What to work on
Without including any images, repeat the data exactly.

══ Excerpted data ══

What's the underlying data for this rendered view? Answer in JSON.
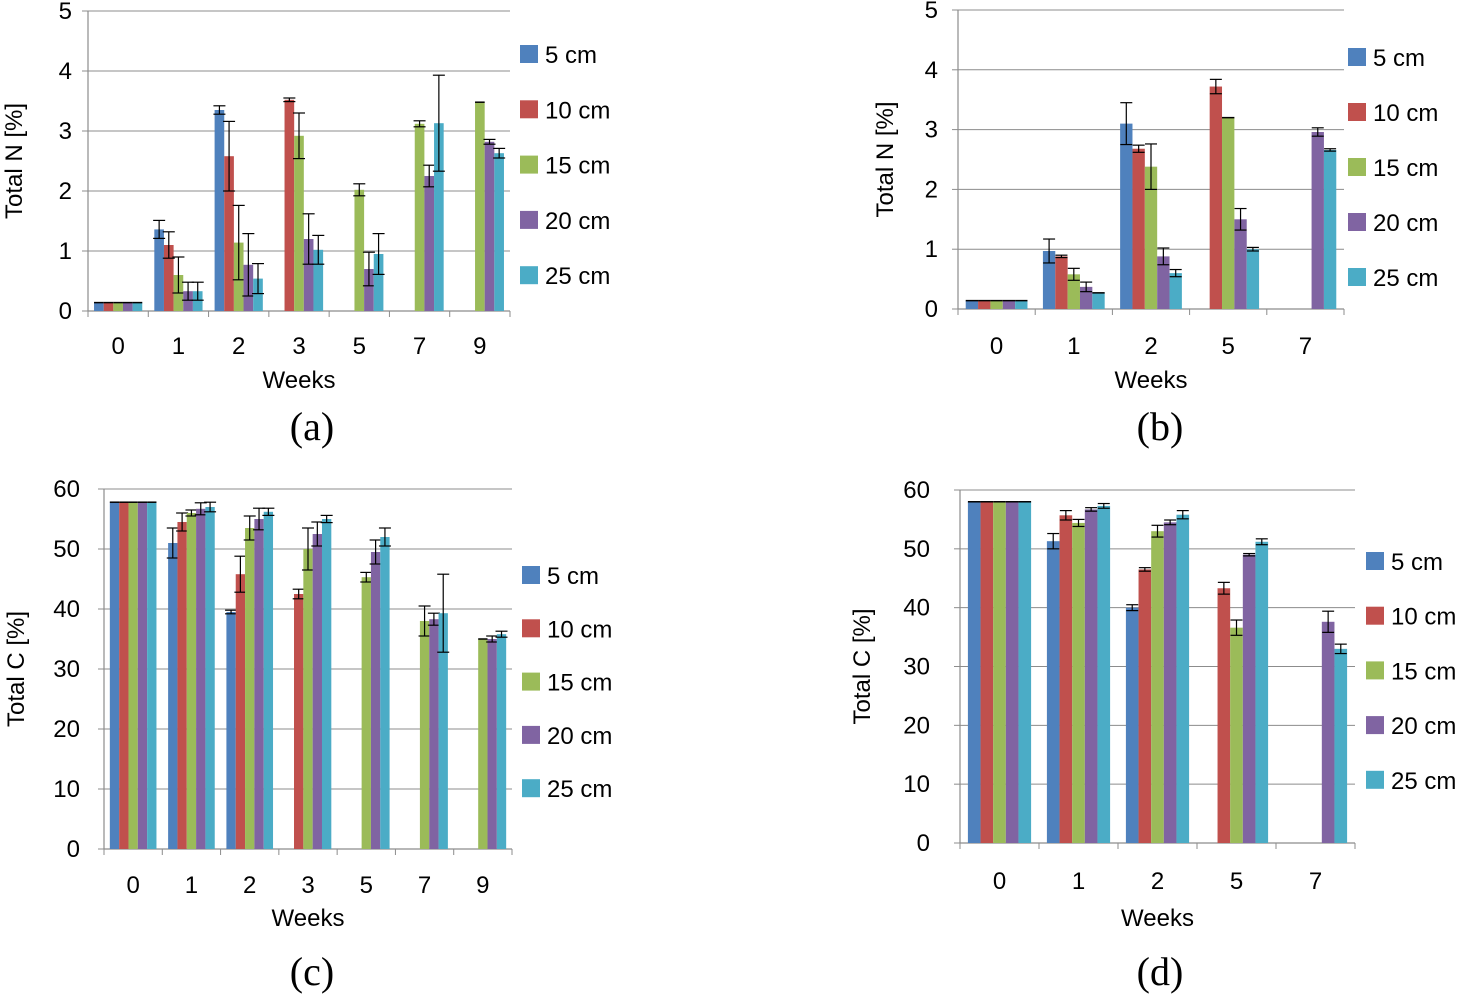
{
  "series_colors": [
    "#4f81bd",
    "#c0504d",
    "#9bbb59",
    "#8064a2",
    "#4bacc6"
  ],
  "chart_data": [
    {
      "type": "bar",
      "panel_label": "(a)",
      "xlabel": "Weeks",
      "ylabel": "Total N [%]",
      "ylim": [
        0,
        5
      ],
      "yticks": [
        0,
        1,
        2,
        3,
        4,
        5
      ],
      "grid": true,
      "legend_position": "right",
      "categories": [
        "0",
        "1",
        "2",
        "3",
        "5",
        "7",
        "9"
      ],
      "series": [
        {
          "name": "5 cm",
          "values": [
            0.14,
            1.36,
            3.35,
            null,
            null,
            null,
            null
          ],
          "errors": [
            0,
            0.15,
            0.07,
            0,
            0,
            0,
            0
          ]
        },
        {
          "name": "10 cm",
          "values": [
            0.14,
            1.1,
            2.58,
            3.52,
            null,
            null,
            null
          ],
          "errors": [
            0,
            0.22,
            0.58,
            0.03,
            0,
            0,
            0
          ]
        },
        {
          "name": "15 cm",
          "values": [
            0.14,
            0.6,
            1.14,
            2.92,
            2.02,
            3.12,
            3.48
          ],
          "errors": [
            0,
            0.3,
            0.62,
            0.38,
            0.1,
            0.05,
            0
          ]
        },
        {
          "name": "20 cm",
          "values": [
            0.14,
            0.33,
            0.77,
            1.2,
            0.7,
            2.25,
            2.82
          ],
          "errors": [
            0,
            0.15,
            0.52,
            0.42,
            0.28,
            0.18,
            0.04
          ]
        },
        {
          "name": "25 cm",
          "values": [
            0.14,
            0.33,
            0.54,
            1.02,
            0.95,
            3.13,
            2.63
          ],
          "errors": [
            0,
            0.15,
            0.25,
            0.24,
            0.34,
            0.8,
            0.08
          ]
        }
      ]
    },
    {
      "type": "bar",
      "panel_label": "(b)",
      "xlabel": "Weeks",
      "ylabel": "Total N [%]",
      "ylim": [
        0,
        5
      ],
      "yticks": [
        0,
        1,
        2,
        3,
        4,
        5
      ],
      "grid": true,
      "legend_position": "right",
      "categories": [
        "0",
        "1",
        "2",
        "5",
        "7"
      ],
      "series": [
        {
          "name": "5 cm",
          "values": [
            0.14,
            0.97,
            3.1,
            null,
            null
          ],
          "errors": [
            0,
            0.2,
            0.35,
            0,
            0
          ]
        },
        {
          "name": "10 cm",
          "values": [
            0.14,
            0.88,
            2.68,
            3.72,
            null
          ],
          "errors": [
            0,
            0.02,
            0.06,
            0.12,
            0
          ]
        },
        {
          "name": "15 cm",
          "values": [
            0.14,
            0.58,
            2.38,
            3.2,
            null
          ],
          "errors": [
            0,
            0.1,
            0.38,
            0,
            0
          ]
        },
        {
          "name": "20 cm",
          "values": [
            0.14,
            0.37,
            0.88,
            1.5,
            2.96
          ],
          "errors": [
            0,
            0.08,
            0.14,
            0.18,
            0.07
          ]
        },
        {
          "name": "25 cm",
          "values": [
            0.14,
            0.27,
            0.6,
            1.0,
            2.66
          ],
          "errors": [
            0,
            0,
            0.06,
            0.03,
            0.02
          ]
        }
      ]
    },
    {
      "type": "bar",
      "panel_label": "(c)",
      "xlabel": "Weeks",
      "ylabel": "Total C [%]",
      "ylim": [
        0,
        60
      ],
      "yticks": [
        0,
        10,
        20,
        30,
        40,
        50,
        60
      ],
      "grid": true,
      "legend_position": "right",
      "categories": [
        "0",
        "1",
        "2",
        "3",
        "5",
        "7",
        "9"
      ],
      "series": [
        {
          "name": "5 cm",
          "values": [
            57.8,
            51.0,
            39.5,
            null,
            null,
            null,
            null
          ],
          "errors": [
            0,
            2.5,
            0.3,
            0,
            0,
            0,
            0
          ]
        },
        {
          "name": "10 cm",
          "values": [
            57.8,
            54.5,
            45.8,
            42.5,
            null,
            null,
            null
          ],
          "errors": [
            0,
            1.5,
            3.0,
            0.8,
            0,
            0,
            0
          ]
        },
        {
          "name": "15 cm",
          "values": [
            57.8,
            56.0,
            53.5,
            50.0,
            45.3,
            38.0,
            35.0
          ],
          "errors": [
            0,
            0.5,
            2.0,
            3.5,
            0.8,
            2.5,
            0
          ]
        },
        {
          "name": "20 cm",
          "values": [
            57.8,
            56.7,
            55.0,
            52.5,
            49.5,
            38.3,
            35.0
          ],
          "errors": [
            0,
            1.0,
            1.8,
            2.0,
            2.0,
            1.0,
            0.5
          ]
        },
        {
          "name": "25 cm",
          "values": [
            57.8,
            57.0,
            56.2,
            55.0,
            52.0,
            39.3,
            35.8
          ],
          "errors": [
            0,
            0.8,
            0.6,
            0.6,
            1.5,
            6.5,
            0.5
          ]
        }
      ]
    },
    {
      "type": "bar",
      "panel_label": "(d)",
      "xlabel": "Weeks",
      "ylabel": "Total C [%]",
      "ylim": [
        0,
        60
      ],
      "yticks": [
        0,
        10,
        20,
        30,
        40,
        50,
        60
      ],
      "grid": true,
      "legend_position": "right",
      "categories": [
        "0",
        "1",
        "2",
        "5",
        "7"
      ],
      "series": [
        {
          "name": "5 cm",
          "values": [
            58.0,
            51.3,
            40.0,
            null,
            null
          ],
          "errors": [
            0,
            1.3,
            0.5,
            0,
            0
          ]
        },
        {
          "name": "10 cm",
          "values": [
            58.0,
            55.7,
            46.5,
            43.3,
            null
          ],
          "errors": [
            0,
            0.8,
            0.3,
            1.0,
            0
          ]
        },
        {
          "name": "15 cm",
          "values": [
            58.0,
            54.4,
            53.0,
            36.6,
            null
          ],
          "errors": [
            0,
            0.6,
            1.0,
            1.3,
            0
          ]
        },
        {
          "name": "20 cm",
          "values": [
            58.0,
            56.7,
            54.5,
            49.0,
            37.6
          ],
          "errors": [
            0,
            0.3,
            0.4,
            0.2,
            1.8
          ]
        },
        {
          "name": "25 cm",
          "values": [
            58.0,
            57.3,
            55.8,
            51.2,
            33.0
          ],
          "errors": [
            0,
            0.4,
            0.7,
            0.5,
            0.8
          ]
        }
      ]
    }
  ]
}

═══

Output of the exercise
What's the underlying data for this rendered view? Answer in JSON.
{
  "series_colors": [
    "#4f81bd",
    "#c0504d",
    "#9bbb59",
    "#8064a2",
    "#4bacc6"
  ],
  "chart_data": [
    {
      "type": "bar",
      "panel_label": "(a)",
      "xlabel": "Weeks",
      "ylabel": "Total N [%]",
      "ylim": [
        0,
        5
      ],
      "yticks": [
        0,
        1,
        2,
        3,
        4,
        5
      ],
      "grid": true,
      "legend_position": "right",
      "categories": [
        "0",
        "1",
        "2",
        "3",
        "5",
        "7",
        "9"
      ],
      "series": [
        {
          "name": "5 cm",
          "values": [
            0.14,
            1.36,
            3.35,
            null,
            null,
            null,
            null
          ],
          "errors": [
            0,
            0.15,
            0.07,
            0,
            0,
            0,
            0
          ]
        },
        {
          "name": "10 cm",
          "values": [
            0.14,
            1.1,
            2.58,
            3.52,
            null,
            null,
            null
          ],
          "errors": [
            0,
            0.22,
            0.58,
            0.03,
            0,
            0,
            0
          ]
        },
        {
          "name": "15 cm",
          "values": [
            0.14,
            0.6,
            1.14,
            2.92,
            2.02,
            3.12,
            3.48
          ],
          "errors": [
            0,
            0.3,
            0.62,
            0.38,
            0.1,
            0.05,
            0
          ]
        },
        {
          "name": "20 cm",
          "values": [
            0.14,
            0.33,
            0.77,
            1.2,
            0.7,
            2.25,
            2.82
          ],
          "errors": [
            0,
            0.15,
            0.52,
            0.42,
            0.28,
            0.18,
            0.04
          ]
        },
        {
          "name": "25 cm",
          "values": [
            0.14,
            0.33,
            0.54,
            1.02,
            0.95,
            3.13,
            2.63
          ],
          "errors": [
            0,
            0.15,
            0.25,
            0.24,
            0.34,
            0.8,
            0.08
          ]
        }
      ]
    },
    {
      "type": "bar",
      "panel_label": "(b)",
      "xlabel": "Weeks",
      "ylabel": "Total N [%]",
      "ylim": [
        0,
        5
      ],
      "yticks": [
        0,
        1,
        2,
        3,
        4,
        5
      ],
      "grid": true,
      "legend_position": "right",
      "categories": [
        "0",
        "1",
        "2",
        "5",
        "7"
      ],
      "series": [
        {
          "name": "5 cm",
          "values": [
            0.14,
            0.97,
            3.1,
            null,
            null
          ],
          "errors": [
            0,
            0.2,
            0.35,
            0,
            0
          ]
        },
        {
          "name": "10 cm",
          "values": [
            0.14,
            0.88,
            2.68,
            3.72,
            null
          ],
          "errors": [
            0,
            0.02,
            0.06,
            0.12,
            0
          ]
        },
        {
          "name": "15 cm",
          "values": [
            0.14,
            0.58,
            2.38,
            3.2,
            null
          ],
          "errors": [
            0,
            0.1,
            0.38,
            0,
            0
          ]
        },
        {
          "name": "20 cm",
          "values": [
            0.14,
            0.37,
            0.88,
            1.5,
            2.96
          ],
          "errors": [
            0,
            0.08,
            0.14,
            0.18,
            0.07
          ]
        },
        {
          "name": "25 cm",
          "values": [
            0.14,
            0.27,
            0.6,
            1.0,
            2.66
          ],
          "errors": [
            0,
            0,
            0.06,
            0.03,
            0.02
          ]
        }
      ]
    },
    {
      "type": "bar",
      "panel_label": "(c)",
      "xlabel": "Weeks",
      "ylabel": "Total C [%]",
      "ylim": [
        0,
        60
      ],
      "yticks": [
        0,
        10,
        20,
        30,
        40,
        50,
        60
      ],
      "grid": true,
      "legend_position": "right",
      "categories": [
        "0",
        "1",
        "2",
        "3",
        "5",
        "7",
        "9"
      ],
      "series": [
        {
          "name": "5 cm",
          "values": [
            57.8,
            51.0,
            39.5,
            null,
            null,
            null,
            null
          ],
          "errors": [
            0,
            2.5,
            0.3,
            0,
            0,
            0,
            0
          ]
        },
        {
          "name": "10 cm",
          "values": [
            57.8,
            54.5,
            45.8,
            42.5,
            null,
            null,
            null
          ],
          "errors": [
            0,
            1.5,
            3.0,
            0.8,
            0,
            0,
            0
          ]
        },
        {
          "name": "15 cm",
          "values": [
            57.8,
            56.0,
            53.5,
            50.0,
            45.3,
            38.0,
            35.0
          ],
          "errors": [
            0,
            0.5,
            2.0,
            3.5,
            0.8,
            2.5,
            0
          ]
        },
        {
          "name": "20 cm",
          "values": [
            57.8,
            56.7,
            55.0,
            52.5,
            49.5,
            38.3,
            35.0
          ],
          "errors": [
            0,
            1.0,
            1.8,
            2.0,
            2.0,
            1.0,
            0.5
          ]
        },
        {
          "name": "25 cm",
          "values": [
            57.8,
            57.0,
            56.2,
            55.0,
            52.0,
            39.3,
            35.8
          ],
          "errors": [
            0,
            0.8,
            0.6,
            0.6,
            1.5,
            6.5,
            0.5
          ]
        }
      ]
    },
    {
      "type": "bar",
      "panel_label": "(d)",
      "xlabel": "Weeks",
      "ylabel": "Total C [%]",
      "ylim": [
        0,
        60
      ],
      "yticks": [
        0,
        10,
        20,
        30,
        40,
        50,
        60
      ],
      "grid": true,
      "legend_position": "right",
      "categories": [
        "0",
        "1",
        "2",
        "5",
        "7"
      ],
      "series": [
        {
          "name": "5 cm",
          "values": [
            58.0,
            51.3,
            40.0,
            null,
            null
          ],
          "errors": [
            0,
            1.3,
            0.5,
            0,
            0
          ]
        },
        {
          "name": "10 cm",
          "values": [
            58.0,
            55.7,
            46.5,
            43.3,
            null
          ],
          "errors": [
            0,
            0.8,
            0.3,
            1.0,
            0
          ]
        },
        {
          "name": "15 cm",
          "values": [
            58.0,
            54.4,
            53.0,
            36.6,
            null
          ],
          "errors": [
            0,
            0.6,
            1.0,
            1.3,
            0
          ]
        },
        {
          "name": "20 cm",
          "values": [
            58.0,
            56.7,
            54.5,
            49.0,
            37.6
          ],
          "errors": [
            0,
            0.3,
            0.4,
            0.2,
            1.8
          ]
        },
        {
          "name": "25 cm",
          "values": [
            58.0,
            57.3,
            55.8,
            51.2,
            33.0
          ],
          "errors": [
            0,
            0.4,
            0.7,
            0.5,
            0.8
          ]
        }
      ]
    }
  ]
}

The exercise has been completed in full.